• WRITTEN EXERCISE
What is the number of lines containing the string "triangle"? Answer with the number only.

• RAW DATA

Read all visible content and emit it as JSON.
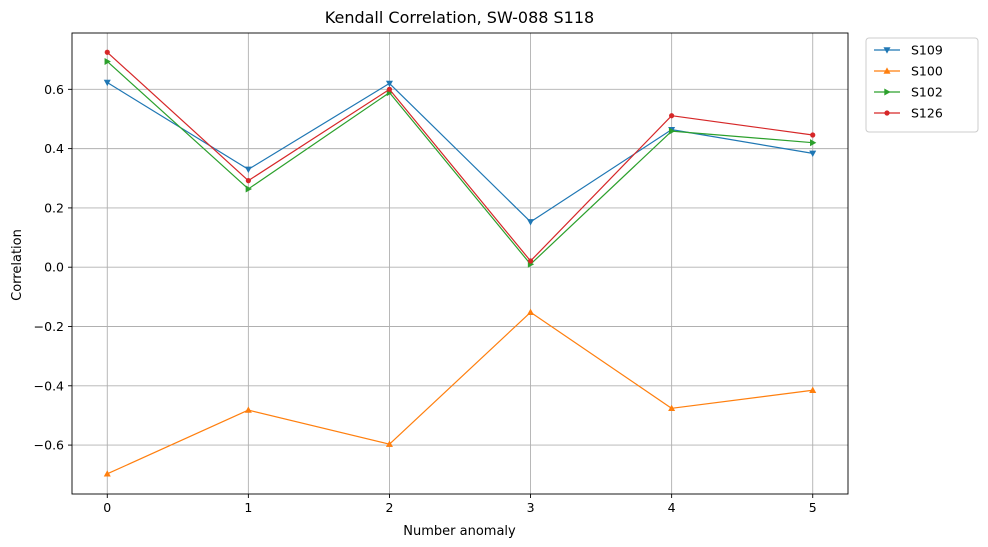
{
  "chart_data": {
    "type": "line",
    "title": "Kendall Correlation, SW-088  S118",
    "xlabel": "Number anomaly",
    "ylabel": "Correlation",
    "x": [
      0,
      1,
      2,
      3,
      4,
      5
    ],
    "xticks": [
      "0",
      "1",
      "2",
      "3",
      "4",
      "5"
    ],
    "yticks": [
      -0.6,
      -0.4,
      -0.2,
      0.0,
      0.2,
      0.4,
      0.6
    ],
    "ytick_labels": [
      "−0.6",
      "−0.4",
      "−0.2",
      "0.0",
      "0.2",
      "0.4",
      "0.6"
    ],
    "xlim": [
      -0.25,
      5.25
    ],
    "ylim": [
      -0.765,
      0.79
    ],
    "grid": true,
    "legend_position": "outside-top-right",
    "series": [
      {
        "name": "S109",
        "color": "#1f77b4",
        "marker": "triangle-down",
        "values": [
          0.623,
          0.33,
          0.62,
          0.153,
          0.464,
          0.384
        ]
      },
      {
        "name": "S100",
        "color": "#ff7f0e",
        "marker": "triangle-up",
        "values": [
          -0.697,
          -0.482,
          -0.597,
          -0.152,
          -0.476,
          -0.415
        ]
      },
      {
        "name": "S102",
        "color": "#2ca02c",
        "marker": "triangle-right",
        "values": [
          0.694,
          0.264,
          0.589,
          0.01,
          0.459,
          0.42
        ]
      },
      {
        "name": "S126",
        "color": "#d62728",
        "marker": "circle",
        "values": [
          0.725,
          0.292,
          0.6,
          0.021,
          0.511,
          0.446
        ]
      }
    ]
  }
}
==
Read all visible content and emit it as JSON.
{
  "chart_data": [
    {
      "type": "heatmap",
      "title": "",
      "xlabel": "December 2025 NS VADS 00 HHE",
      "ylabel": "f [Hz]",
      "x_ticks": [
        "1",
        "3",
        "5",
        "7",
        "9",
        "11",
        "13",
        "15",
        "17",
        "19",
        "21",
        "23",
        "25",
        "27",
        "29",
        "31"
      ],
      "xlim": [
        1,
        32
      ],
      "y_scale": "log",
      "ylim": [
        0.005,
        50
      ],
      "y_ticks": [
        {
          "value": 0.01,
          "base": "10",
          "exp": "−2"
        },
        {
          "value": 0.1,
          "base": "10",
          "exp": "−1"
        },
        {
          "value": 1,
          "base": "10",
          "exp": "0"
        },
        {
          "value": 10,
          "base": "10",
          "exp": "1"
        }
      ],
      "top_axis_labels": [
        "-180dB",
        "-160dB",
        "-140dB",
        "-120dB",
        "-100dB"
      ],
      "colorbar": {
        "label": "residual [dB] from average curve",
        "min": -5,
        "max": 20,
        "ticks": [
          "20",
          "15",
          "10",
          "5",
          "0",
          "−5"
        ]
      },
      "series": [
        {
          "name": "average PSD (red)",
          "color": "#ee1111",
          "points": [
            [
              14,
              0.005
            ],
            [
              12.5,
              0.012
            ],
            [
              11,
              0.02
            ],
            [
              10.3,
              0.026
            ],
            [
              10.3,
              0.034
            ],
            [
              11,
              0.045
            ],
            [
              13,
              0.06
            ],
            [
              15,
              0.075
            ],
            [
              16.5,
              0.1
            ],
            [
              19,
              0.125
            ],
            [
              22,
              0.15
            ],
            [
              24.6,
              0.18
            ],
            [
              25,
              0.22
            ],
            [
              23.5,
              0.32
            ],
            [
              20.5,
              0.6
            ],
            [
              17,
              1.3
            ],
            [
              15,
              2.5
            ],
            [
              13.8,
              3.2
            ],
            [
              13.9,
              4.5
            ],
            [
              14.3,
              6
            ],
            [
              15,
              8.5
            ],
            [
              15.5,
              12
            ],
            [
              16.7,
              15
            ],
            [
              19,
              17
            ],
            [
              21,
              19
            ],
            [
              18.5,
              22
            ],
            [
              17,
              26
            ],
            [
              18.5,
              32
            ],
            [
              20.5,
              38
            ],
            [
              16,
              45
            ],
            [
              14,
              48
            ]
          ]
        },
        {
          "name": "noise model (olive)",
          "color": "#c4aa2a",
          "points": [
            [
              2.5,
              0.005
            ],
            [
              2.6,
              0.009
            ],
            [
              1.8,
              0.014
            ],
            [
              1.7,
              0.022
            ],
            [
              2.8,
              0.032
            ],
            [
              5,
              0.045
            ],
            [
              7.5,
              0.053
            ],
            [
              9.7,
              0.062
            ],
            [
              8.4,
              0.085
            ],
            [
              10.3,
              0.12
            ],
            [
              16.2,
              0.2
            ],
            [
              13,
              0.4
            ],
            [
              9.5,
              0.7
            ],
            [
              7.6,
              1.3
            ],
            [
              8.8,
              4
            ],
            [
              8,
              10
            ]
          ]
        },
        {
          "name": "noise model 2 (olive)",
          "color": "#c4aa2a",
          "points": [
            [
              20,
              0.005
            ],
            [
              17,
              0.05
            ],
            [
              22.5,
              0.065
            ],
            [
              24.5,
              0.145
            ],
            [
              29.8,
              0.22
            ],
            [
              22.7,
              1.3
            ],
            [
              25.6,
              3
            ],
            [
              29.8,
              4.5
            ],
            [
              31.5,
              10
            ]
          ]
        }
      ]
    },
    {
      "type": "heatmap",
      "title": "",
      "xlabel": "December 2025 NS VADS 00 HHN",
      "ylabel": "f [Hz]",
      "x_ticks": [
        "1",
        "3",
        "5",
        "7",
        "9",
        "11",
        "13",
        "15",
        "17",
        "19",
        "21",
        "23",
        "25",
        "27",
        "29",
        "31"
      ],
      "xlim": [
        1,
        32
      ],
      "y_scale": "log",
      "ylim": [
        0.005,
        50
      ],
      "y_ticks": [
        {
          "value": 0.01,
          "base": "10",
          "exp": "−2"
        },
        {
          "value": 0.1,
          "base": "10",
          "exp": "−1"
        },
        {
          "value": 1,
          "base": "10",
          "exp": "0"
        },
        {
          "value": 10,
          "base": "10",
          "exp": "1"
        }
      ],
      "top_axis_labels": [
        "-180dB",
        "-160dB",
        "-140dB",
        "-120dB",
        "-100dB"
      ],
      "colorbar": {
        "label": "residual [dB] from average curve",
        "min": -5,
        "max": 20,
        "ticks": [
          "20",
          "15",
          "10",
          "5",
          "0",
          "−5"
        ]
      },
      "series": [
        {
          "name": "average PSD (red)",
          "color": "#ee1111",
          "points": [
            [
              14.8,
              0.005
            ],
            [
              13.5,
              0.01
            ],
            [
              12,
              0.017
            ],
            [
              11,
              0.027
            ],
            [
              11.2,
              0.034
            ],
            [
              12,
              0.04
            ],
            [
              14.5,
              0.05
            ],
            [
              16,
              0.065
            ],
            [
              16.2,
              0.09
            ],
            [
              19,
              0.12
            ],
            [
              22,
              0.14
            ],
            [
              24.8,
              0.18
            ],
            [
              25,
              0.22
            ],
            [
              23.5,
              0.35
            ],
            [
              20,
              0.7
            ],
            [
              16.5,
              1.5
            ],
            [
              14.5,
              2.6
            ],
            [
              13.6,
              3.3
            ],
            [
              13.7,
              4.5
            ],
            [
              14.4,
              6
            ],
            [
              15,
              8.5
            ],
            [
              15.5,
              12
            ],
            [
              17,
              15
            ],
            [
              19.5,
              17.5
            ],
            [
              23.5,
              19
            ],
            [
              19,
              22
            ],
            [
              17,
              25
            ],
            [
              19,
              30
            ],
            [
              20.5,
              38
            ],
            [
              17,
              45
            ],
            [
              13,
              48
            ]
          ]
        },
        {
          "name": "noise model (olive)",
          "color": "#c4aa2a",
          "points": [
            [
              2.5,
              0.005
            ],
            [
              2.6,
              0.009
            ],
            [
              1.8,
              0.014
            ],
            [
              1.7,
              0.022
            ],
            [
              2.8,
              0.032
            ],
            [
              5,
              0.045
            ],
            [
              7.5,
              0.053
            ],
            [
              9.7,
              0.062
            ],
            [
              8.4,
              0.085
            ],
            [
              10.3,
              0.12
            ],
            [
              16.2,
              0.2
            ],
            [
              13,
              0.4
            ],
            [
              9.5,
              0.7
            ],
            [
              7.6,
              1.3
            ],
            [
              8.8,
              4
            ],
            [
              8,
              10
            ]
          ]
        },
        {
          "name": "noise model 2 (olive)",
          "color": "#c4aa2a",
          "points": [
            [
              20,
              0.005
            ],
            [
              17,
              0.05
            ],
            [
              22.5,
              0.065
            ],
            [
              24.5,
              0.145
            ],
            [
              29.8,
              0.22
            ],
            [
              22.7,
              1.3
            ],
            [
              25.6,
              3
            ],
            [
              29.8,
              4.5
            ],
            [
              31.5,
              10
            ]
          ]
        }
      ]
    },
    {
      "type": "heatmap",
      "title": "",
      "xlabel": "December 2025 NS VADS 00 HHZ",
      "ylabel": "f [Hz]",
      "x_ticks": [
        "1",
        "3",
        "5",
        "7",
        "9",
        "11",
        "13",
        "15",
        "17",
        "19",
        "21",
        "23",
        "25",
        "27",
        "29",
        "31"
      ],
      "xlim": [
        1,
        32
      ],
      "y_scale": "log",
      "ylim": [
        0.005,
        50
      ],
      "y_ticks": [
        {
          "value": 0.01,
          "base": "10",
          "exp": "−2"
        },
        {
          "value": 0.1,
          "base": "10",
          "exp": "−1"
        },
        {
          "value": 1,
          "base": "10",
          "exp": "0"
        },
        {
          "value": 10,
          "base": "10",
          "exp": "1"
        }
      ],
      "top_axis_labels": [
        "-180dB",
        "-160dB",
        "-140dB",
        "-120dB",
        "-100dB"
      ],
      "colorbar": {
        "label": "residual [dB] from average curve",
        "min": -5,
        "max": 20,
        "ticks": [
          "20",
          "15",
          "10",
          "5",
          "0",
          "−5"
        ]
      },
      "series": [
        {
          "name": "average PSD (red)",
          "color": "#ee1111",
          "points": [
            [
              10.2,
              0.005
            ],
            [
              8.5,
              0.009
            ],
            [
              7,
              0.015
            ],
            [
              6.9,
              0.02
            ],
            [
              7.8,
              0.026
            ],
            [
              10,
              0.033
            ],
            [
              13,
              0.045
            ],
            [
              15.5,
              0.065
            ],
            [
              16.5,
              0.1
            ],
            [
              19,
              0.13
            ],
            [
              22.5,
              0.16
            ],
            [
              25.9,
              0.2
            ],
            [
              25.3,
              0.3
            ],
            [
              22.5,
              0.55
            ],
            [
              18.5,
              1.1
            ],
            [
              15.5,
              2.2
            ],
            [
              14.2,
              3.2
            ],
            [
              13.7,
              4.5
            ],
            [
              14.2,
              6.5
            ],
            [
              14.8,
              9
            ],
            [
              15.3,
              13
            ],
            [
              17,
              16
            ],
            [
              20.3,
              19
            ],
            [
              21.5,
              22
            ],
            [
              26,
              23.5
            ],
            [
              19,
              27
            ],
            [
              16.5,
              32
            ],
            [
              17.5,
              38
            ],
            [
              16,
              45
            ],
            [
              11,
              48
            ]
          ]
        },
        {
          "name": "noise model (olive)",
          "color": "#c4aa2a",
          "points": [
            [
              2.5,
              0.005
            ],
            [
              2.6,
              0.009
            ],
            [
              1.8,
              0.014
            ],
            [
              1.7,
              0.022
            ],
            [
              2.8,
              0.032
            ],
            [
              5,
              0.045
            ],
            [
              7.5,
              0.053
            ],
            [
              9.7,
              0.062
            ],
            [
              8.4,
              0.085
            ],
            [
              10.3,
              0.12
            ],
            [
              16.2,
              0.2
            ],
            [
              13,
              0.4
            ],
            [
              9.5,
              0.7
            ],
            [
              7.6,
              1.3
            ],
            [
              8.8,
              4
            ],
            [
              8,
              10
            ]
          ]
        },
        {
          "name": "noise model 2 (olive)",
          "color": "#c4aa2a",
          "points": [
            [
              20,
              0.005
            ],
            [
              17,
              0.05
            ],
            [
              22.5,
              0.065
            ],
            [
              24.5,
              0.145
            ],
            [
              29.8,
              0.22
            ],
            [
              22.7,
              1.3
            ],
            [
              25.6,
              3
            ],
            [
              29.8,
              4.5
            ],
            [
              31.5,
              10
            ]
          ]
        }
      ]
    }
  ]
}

• OUTPUT OF THE EXERCISE
3